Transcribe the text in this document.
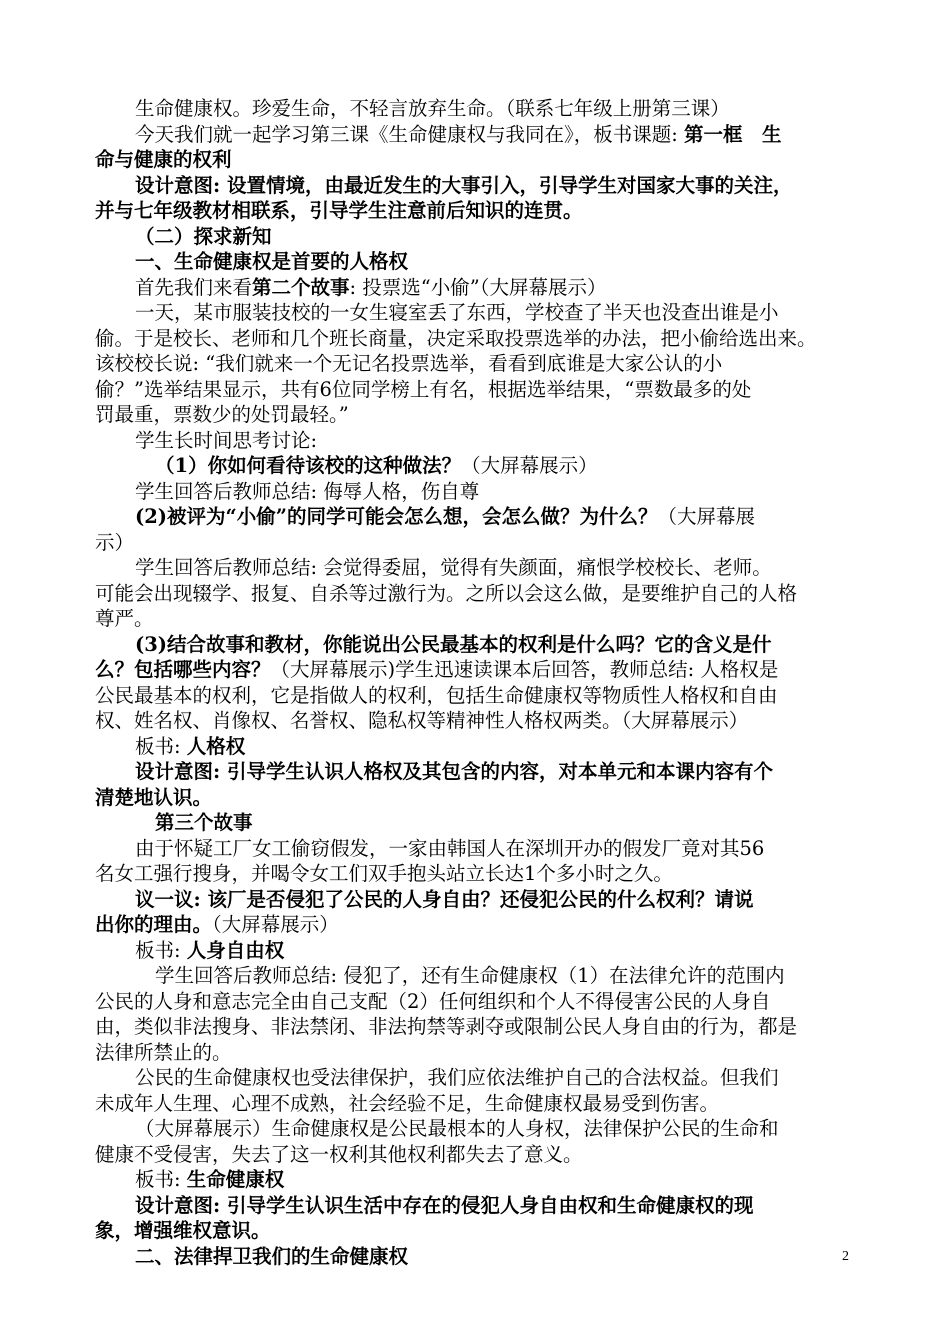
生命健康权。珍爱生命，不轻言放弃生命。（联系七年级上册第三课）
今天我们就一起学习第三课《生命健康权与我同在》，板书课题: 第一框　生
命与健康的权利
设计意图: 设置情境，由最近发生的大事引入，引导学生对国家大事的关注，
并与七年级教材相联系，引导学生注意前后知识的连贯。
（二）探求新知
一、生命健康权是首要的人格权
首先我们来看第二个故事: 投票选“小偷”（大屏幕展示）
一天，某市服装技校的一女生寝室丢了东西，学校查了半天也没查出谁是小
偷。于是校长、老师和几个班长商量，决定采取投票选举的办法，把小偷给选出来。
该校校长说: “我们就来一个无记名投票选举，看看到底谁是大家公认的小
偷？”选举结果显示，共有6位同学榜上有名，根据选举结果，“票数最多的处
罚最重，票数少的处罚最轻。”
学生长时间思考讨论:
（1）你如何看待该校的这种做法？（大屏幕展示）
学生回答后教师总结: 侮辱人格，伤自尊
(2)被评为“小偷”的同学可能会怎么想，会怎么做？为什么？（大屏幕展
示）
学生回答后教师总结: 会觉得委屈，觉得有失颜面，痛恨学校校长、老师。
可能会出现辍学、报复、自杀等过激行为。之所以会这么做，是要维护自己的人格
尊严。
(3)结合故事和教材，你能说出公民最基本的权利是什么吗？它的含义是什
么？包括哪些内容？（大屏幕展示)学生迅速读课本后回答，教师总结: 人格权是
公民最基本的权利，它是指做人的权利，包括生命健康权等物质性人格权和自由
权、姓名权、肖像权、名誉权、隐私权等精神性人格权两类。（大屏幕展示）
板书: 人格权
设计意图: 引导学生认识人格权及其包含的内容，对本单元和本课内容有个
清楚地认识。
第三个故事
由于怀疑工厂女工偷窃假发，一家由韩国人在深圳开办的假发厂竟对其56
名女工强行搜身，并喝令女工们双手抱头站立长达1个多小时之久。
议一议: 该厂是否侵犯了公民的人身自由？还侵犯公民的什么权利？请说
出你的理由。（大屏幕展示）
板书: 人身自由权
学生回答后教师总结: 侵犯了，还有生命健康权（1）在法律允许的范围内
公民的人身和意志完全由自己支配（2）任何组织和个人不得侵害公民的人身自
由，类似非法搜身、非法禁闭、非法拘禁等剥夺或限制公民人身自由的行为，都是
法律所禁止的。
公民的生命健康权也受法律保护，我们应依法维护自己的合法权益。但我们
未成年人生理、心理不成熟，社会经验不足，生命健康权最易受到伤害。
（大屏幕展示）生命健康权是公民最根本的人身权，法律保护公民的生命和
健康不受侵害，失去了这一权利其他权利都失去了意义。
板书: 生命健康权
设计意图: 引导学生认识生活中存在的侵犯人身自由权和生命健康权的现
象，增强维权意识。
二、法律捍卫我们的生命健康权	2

--- --- ---

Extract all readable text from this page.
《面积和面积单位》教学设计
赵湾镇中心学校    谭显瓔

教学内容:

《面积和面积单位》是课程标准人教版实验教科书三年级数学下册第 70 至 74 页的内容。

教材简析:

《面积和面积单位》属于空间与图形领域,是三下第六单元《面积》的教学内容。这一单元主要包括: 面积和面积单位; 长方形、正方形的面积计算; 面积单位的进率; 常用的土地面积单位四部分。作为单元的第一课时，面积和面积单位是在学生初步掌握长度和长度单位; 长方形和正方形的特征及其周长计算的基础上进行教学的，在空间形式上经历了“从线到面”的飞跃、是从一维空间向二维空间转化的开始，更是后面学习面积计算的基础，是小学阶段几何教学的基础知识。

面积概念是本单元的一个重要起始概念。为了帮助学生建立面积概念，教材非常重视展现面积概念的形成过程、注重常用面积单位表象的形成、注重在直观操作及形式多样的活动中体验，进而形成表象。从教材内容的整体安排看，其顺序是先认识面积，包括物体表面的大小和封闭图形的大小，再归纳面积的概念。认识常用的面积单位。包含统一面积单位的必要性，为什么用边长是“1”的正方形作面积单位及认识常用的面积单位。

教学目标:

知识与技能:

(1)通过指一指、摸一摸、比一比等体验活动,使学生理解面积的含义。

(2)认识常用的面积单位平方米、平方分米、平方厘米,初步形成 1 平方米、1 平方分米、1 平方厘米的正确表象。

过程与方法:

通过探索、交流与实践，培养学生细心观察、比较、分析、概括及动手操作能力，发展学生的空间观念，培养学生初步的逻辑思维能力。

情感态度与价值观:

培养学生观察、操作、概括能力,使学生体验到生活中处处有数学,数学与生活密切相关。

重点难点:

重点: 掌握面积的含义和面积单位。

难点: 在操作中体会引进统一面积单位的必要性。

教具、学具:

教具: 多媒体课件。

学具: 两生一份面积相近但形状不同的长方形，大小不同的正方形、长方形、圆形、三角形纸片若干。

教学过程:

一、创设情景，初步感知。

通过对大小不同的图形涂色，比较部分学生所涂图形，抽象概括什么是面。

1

--- --- ---

▸ Given request:
Extract all lines from the data in which "设计意图" is found.

▸ Task result:
设计意图: 设置情境，由最近发生的大事引入，引导学生对国家大事的关注，
设计意图: 引导学生认识人格权及其包含的内容，对本单元和本课内容有个
设计意图: 引导学生认识生活中存在的侵犯人身自由权和生命健康权的现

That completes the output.